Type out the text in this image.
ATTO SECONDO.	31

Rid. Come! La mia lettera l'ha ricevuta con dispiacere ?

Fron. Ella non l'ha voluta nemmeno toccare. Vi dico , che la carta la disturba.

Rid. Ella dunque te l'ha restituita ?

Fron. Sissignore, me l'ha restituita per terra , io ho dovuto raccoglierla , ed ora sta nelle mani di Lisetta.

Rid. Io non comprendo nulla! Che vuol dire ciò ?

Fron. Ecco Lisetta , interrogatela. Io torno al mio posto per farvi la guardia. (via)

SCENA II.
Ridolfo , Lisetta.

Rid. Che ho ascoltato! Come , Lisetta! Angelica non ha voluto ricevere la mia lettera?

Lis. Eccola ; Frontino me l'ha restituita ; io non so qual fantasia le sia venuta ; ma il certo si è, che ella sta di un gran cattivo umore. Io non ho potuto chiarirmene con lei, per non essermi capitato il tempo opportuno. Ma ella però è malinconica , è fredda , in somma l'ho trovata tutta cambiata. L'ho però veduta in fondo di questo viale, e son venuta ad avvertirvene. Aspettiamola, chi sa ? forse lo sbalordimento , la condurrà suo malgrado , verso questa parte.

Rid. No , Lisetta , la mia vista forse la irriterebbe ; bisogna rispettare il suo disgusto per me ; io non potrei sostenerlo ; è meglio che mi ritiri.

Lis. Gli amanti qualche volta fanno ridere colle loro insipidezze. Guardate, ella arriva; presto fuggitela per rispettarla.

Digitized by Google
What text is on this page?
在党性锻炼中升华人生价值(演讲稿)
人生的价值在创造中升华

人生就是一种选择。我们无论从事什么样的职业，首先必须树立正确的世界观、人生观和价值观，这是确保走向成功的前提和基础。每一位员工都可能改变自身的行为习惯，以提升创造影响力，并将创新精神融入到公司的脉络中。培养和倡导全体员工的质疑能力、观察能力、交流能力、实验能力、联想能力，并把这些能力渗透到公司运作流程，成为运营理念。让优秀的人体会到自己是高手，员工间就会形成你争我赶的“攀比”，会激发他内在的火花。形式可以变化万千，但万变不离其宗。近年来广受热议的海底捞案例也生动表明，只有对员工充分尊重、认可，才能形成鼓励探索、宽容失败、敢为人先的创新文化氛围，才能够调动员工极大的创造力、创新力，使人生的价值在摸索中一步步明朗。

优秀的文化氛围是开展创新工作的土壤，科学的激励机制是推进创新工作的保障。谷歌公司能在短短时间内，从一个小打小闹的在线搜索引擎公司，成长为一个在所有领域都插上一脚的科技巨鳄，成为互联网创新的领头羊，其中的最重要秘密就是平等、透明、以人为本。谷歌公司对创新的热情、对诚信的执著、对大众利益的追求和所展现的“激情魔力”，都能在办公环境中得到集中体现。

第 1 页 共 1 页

» DO THIS: Repeat every entry exactly as written above.

» TASK OUTPUT:
Type out the text in this image.
ATTO SECONDO.	31

Rid. Come! La mia lettera l'ha ricevuta con dispiacere ?

Fron. Ella non l'ha voluta nemmeno toccare. Vi dico , che la carta la disturba.

Rid. Ella dunque te l'ha restituita ?

Fron. Sissignore, me l'ha restituita per terra , io ho dovuto raccoglierla , ed ora sta nelle mani di Lisetta.

Rid. Io non comprendo nulla! Che vuol dire ciò ?

Fron. Ecco Lisetta , interrogatela. Io torno al mio posto per farvi la guardia. (via)

SCENA II.
Ridolfo , Lisetta.

Rid. Che ho ascoltato! Come , Lisetta! Angelica non ha voluto ricevere la mia lettera?

Lis. Eccola ; Frontino me l'ha restituita ; io non so qual fantasia le sia venuta ; ma il certo si è, che ella sta di un gran cattivo umore. Io non ho potuto chiarirmene con lei, per non essermi capitato il tempo opportuno. Ma ella però è malinconica , è fredda , in somma l'ho trovata tutta cambiata. L'ho però veduta in fondo di questo viale, e son venuta ad avvertirvene. Aspettiamola, chi sa ? forse lo sbalordimento , la condurrà suo malgrado , verso questa parte.

Rid. No , Lisetta , la mia vista forse la irriterebbe ; bisogna rispettare il suo disgusto per me ; io non potrei sostenerlo ; è meglio che mi ritiri.

Lis. Gli amanti qualche volta fanno ridere colle loro insipidezze. Guardate, ella arriva; presto fuggitela per rispettarla.

Digitized by Google
What text is on this page?
在党性锻炼中升华人生价值(演讲稿)
人生的价值在创造中升华

人生就是一种选择。我们无论从事什么样的职业，首先必须树立正确的世界观、人生观和价值观，这是确保走向成功的前提和基础。每一位员工都可能改变自身的行为习惯，以提升创造影响力，并将创新精神融入到公司的脉络中。培养和倡导全体员工的质疑能力、观察能力、交流能力、实验能力、联想能力，并把这些能力渗透到公司运作流程，成为运营理念。让优秀的人体会到自己是高手，员工间就会形成你争我赶的“攀比”，会激发他内在的火花。形式可以变化万千，但万变不离其宗。近年来广受热议的海底捞案例也生动表明，只有对员工充分尊重、认可，才能形成鼓励探索、宽容失败、敢为人先的创新文化氛围，才能够调动员工极大的创造力、创新力，使人生的价值在摸索中一步步明朗。

优秀的文化氛围是开展创新工作的土壤，科学的激励机制是推进创新工作的保障。谷歌公司能在短短时间内，从一个小打小闹的在线搜索引擎公司，成长为一个在所有领域都插上一脚的科技巨鳄，成为互联网创新的领头羊，其中的最重要秘密就是平等、透明、以人为本。谷歌公司对创新的热情、对诚信的执著、对大众利益的追求和所展现的“激情魔力”，都能在办公环境中得到集中体现。

第 1 页 共 1 页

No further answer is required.